Given records.
>> begin
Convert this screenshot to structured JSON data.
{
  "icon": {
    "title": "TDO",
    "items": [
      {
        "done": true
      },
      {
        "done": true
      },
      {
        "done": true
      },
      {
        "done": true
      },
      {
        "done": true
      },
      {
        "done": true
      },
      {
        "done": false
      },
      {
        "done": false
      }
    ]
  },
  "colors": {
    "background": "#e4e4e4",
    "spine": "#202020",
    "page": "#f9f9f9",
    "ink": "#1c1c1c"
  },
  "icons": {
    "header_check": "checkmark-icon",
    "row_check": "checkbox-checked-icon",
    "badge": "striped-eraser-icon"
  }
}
>> end
Exercise goal.
Return each entry from above without altering a single character.

Task solution.
Convert this screenshot to structured JSON data.
{
  "icon": {
    "title": "TDO",
    "items": [
      {
        "done": true
      },
      {
        "done": true
      },
      {
        "done": true
      },
      {
        "done": true
      },
      {
        "done": true
      },
      {
        "done": true
      },
      {
        "done": false
      },
      {
        "done": false
      }
    ]
  },
  "colors": {
    "background": "#e4e4e4",
    "spine": "#202020",
    "page": "#f9f9f9",
    "ink": "#1c1c1c"
  },
  "icons": {
    "header_check": "checkmark-icon",
    "row_check": "checkbox-checked-icon",
    "badge": "striped-eraser-icon"
  }
}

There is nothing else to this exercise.